Dataset entries:
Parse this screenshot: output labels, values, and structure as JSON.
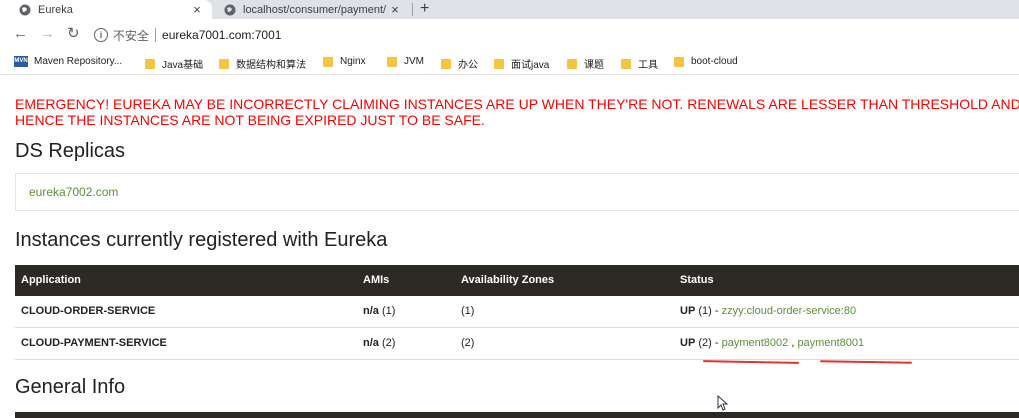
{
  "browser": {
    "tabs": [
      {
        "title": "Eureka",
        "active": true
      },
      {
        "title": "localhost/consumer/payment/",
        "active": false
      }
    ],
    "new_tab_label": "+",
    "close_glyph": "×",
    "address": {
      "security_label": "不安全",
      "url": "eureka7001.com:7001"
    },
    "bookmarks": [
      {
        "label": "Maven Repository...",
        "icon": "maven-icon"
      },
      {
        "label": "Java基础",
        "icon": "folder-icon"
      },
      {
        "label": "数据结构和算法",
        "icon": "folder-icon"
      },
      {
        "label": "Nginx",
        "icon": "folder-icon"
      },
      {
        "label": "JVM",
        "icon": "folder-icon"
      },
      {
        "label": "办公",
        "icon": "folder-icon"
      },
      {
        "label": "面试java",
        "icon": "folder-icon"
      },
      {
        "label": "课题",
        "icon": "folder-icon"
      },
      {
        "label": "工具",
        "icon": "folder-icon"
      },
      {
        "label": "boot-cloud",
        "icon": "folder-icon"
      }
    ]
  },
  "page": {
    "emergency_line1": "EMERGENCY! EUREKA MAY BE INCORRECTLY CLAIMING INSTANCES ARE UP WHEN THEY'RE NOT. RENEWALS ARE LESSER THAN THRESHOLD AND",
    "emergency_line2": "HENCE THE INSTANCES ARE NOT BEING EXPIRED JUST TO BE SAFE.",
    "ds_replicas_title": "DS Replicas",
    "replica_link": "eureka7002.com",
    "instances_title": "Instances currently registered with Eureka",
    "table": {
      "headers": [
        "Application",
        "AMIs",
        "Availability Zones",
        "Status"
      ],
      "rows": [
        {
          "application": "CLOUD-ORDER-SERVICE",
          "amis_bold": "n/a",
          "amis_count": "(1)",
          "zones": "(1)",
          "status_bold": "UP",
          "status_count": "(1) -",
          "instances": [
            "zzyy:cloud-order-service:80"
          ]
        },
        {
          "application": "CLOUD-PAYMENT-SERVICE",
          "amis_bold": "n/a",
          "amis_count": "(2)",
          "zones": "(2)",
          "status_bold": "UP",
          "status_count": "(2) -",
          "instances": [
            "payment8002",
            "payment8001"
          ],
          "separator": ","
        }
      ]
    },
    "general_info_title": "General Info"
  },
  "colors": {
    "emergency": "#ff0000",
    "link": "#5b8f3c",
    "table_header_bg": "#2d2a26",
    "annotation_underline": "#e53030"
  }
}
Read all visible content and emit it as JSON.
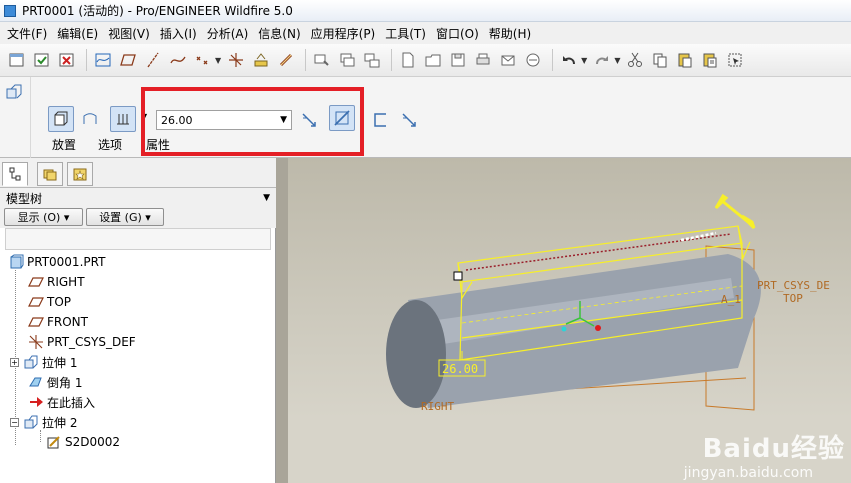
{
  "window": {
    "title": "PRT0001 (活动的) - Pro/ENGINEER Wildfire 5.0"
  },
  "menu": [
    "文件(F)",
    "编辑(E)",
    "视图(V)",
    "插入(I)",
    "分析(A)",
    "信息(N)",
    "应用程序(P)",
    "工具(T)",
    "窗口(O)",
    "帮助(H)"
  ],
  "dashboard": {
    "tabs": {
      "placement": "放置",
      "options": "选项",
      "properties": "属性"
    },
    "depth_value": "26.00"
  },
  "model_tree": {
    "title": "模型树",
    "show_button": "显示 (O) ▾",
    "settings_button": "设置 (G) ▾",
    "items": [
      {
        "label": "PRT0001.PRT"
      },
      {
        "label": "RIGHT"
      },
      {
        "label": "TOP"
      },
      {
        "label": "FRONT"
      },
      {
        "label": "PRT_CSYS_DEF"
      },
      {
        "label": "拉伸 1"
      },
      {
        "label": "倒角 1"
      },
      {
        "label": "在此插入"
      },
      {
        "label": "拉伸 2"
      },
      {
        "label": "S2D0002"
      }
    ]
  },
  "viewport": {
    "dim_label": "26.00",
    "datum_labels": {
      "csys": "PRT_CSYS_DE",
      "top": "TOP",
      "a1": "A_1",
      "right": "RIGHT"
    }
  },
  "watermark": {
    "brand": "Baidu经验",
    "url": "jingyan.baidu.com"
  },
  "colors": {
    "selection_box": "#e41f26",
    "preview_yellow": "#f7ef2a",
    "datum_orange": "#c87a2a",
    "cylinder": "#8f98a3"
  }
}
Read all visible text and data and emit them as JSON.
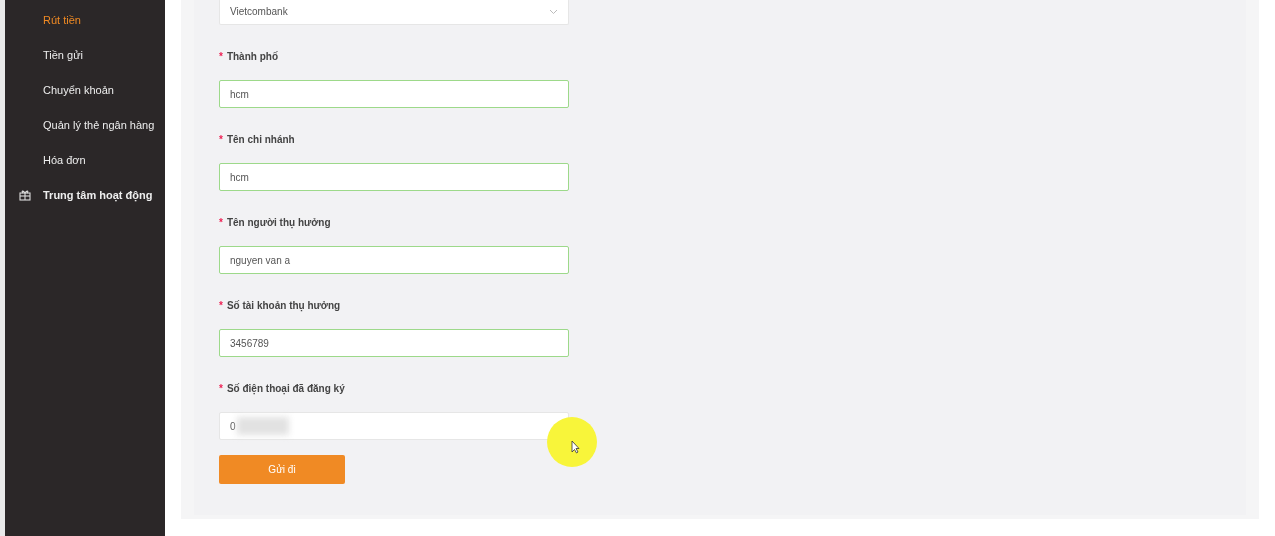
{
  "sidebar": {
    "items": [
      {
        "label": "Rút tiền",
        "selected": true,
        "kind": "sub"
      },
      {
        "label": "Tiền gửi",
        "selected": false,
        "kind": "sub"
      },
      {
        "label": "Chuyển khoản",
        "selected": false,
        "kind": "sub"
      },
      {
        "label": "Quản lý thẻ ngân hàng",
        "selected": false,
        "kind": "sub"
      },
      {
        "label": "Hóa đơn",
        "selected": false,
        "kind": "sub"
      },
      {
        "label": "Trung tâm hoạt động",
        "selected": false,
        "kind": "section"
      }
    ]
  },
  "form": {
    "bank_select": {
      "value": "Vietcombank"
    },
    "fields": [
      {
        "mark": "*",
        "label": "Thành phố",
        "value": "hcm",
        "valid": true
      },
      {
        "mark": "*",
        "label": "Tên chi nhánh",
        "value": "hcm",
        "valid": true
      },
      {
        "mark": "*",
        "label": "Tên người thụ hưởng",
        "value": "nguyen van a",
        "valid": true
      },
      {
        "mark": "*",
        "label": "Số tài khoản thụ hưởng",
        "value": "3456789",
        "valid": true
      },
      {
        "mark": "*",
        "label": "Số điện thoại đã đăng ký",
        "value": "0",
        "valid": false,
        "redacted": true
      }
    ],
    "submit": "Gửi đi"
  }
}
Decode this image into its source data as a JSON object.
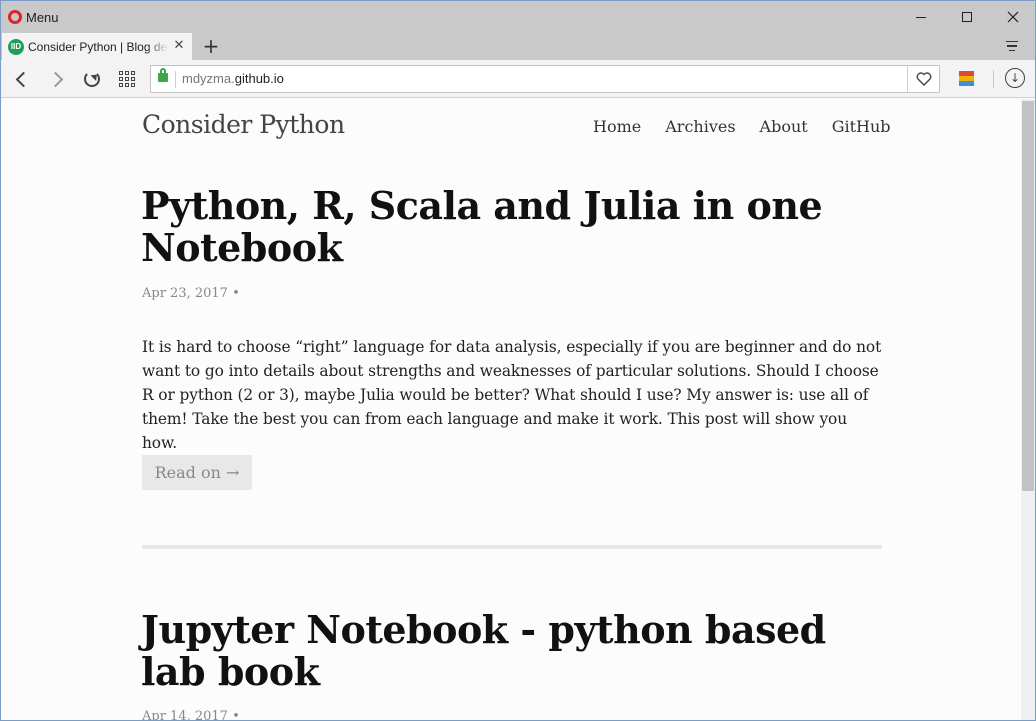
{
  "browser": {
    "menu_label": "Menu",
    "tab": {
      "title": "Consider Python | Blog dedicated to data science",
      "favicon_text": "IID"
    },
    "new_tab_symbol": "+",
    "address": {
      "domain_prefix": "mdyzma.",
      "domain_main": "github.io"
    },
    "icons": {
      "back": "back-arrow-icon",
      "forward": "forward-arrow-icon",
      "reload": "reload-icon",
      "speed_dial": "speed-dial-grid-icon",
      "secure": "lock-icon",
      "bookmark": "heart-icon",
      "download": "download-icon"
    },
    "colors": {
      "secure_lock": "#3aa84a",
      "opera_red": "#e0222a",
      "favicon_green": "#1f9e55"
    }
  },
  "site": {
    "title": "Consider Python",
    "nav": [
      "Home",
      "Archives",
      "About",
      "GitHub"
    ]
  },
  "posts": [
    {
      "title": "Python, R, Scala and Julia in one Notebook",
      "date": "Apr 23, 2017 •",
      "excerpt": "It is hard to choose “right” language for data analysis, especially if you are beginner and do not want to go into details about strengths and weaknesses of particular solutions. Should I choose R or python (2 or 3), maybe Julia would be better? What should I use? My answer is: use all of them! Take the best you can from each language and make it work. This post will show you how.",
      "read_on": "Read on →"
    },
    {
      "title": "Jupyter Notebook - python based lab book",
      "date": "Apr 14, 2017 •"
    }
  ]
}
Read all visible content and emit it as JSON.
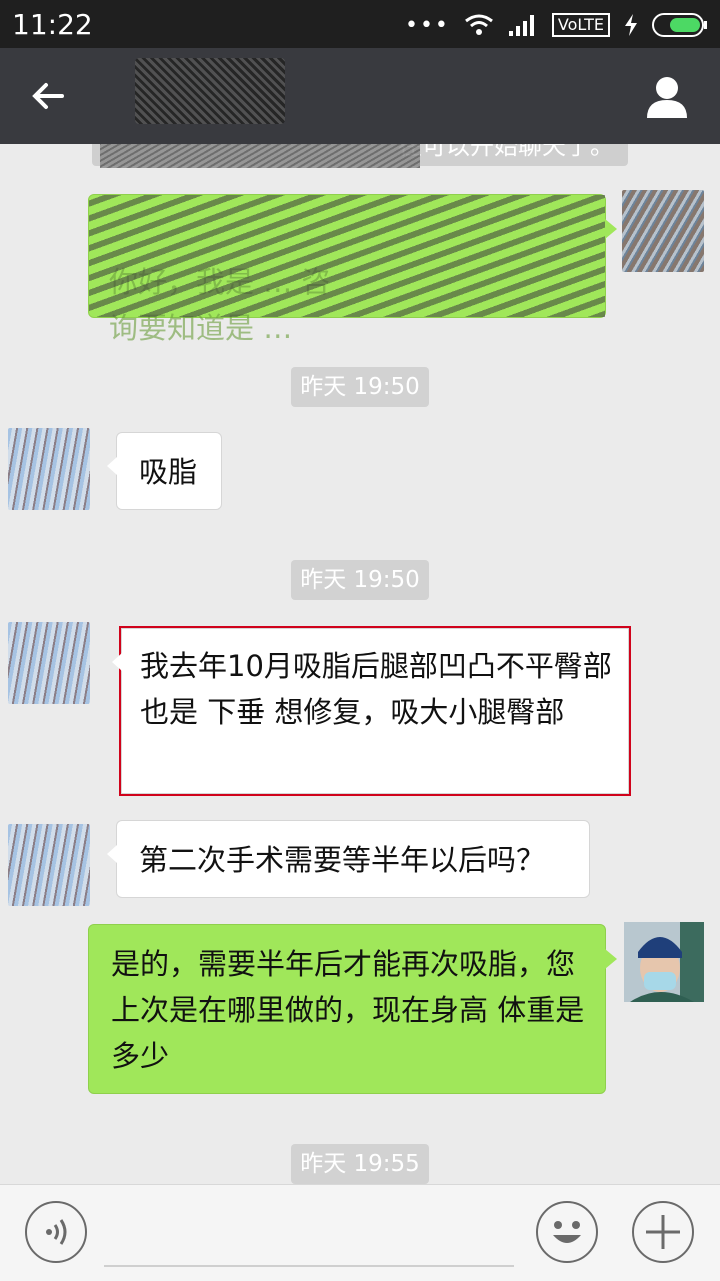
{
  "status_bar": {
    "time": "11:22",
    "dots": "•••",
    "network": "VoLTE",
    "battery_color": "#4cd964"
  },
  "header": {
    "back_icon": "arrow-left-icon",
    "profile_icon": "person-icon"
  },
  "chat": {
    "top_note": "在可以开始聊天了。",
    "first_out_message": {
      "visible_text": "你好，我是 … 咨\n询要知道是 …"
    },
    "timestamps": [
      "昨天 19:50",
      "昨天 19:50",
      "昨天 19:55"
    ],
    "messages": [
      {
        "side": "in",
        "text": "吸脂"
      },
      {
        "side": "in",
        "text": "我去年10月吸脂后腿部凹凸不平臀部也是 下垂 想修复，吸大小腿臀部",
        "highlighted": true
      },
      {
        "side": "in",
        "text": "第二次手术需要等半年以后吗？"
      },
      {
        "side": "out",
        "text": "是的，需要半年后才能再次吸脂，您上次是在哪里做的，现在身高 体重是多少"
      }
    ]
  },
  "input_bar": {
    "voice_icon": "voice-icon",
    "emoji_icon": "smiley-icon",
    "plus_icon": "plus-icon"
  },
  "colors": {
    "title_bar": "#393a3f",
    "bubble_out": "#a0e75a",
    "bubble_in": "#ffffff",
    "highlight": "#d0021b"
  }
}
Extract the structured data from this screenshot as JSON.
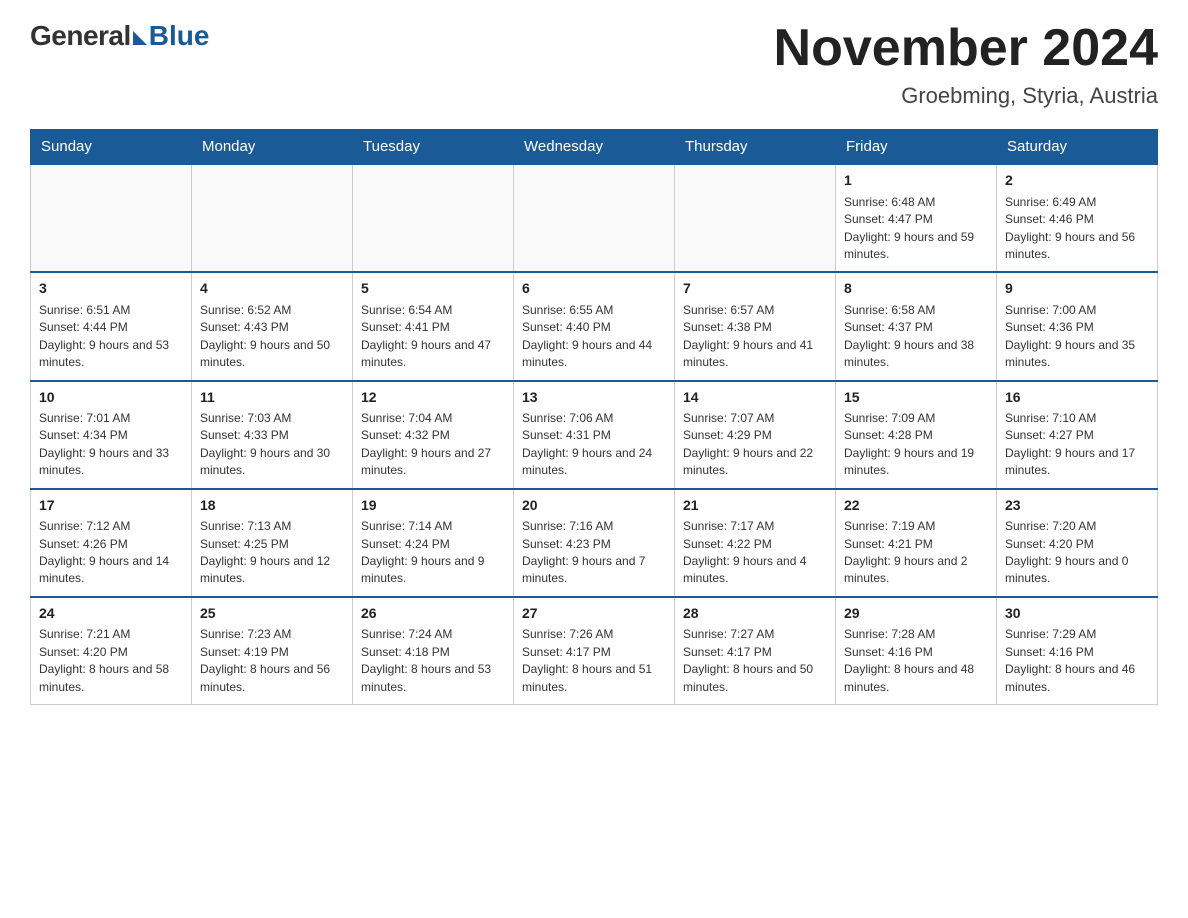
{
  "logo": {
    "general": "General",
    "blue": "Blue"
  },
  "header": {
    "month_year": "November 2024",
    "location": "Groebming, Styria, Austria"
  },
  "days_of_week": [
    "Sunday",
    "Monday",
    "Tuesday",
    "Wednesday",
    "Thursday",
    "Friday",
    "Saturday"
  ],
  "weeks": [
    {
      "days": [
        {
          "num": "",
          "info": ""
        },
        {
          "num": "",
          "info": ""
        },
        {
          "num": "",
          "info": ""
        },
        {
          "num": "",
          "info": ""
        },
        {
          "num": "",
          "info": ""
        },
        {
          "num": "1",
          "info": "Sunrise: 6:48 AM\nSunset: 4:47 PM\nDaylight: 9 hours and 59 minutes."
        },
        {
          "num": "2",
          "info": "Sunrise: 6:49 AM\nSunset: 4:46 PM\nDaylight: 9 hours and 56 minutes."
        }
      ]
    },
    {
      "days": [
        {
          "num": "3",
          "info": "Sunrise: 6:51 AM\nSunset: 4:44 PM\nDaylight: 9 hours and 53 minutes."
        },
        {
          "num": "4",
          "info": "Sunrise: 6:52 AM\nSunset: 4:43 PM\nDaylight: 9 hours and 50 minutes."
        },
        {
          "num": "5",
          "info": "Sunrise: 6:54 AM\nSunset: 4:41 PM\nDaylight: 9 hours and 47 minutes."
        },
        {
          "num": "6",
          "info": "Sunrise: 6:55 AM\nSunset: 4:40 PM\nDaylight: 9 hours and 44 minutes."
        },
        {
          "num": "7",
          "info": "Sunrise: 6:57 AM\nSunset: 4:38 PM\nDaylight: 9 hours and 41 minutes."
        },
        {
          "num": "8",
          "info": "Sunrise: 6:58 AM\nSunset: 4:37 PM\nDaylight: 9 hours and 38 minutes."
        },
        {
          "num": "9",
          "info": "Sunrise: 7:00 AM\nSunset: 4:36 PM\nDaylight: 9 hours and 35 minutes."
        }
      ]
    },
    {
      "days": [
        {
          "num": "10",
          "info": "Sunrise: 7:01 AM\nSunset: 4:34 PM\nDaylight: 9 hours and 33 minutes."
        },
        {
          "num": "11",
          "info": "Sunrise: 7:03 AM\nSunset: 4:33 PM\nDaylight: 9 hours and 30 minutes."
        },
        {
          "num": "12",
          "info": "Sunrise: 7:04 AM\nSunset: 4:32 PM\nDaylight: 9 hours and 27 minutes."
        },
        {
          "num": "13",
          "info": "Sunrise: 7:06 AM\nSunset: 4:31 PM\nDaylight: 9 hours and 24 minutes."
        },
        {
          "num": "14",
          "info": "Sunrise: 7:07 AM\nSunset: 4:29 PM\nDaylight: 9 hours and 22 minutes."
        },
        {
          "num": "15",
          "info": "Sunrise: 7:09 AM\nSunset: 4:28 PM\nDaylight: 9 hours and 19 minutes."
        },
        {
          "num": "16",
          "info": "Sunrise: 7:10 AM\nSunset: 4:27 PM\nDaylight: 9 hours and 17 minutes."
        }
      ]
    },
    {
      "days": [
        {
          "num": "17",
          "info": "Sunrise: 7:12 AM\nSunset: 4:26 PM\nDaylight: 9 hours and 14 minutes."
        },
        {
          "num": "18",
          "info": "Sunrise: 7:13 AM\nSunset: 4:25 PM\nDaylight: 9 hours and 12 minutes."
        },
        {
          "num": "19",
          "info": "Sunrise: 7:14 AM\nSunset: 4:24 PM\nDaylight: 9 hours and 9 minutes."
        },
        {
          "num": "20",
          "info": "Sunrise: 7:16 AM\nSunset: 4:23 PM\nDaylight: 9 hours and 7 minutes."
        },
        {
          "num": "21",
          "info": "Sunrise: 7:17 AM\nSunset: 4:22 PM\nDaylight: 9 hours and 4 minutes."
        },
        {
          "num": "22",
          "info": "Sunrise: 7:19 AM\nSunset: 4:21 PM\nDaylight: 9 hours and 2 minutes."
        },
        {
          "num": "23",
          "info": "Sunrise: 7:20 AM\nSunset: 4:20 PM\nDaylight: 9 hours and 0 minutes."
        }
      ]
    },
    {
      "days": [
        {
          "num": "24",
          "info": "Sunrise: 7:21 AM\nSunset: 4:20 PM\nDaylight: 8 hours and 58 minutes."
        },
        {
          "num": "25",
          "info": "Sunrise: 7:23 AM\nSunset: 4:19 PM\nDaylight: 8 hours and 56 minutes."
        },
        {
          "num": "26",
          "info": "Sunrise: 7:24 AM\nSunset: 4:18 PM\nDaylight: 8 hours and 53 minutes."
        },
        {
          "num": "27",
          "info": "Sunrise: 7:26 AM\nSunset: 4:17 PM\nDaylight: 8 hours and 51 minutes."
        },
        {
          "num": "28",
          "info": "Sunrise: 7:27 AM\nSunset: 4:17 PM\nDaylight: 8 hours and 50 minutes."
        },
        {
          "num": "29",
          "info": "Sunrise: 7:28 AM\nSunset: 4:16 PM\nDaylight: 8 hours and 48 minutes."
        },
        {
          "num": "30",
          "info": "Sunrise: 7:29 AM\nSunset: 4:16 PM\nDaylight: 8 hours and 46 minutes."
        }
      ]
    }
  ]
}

WHAT TO PRODUCE: In the listing above, locate each line with "hưởng" and copy it.

SOLUTION BELOW:
        "label": "Tên người thụ hưởng",
        "label": "Số tài khoản thụ hưởng",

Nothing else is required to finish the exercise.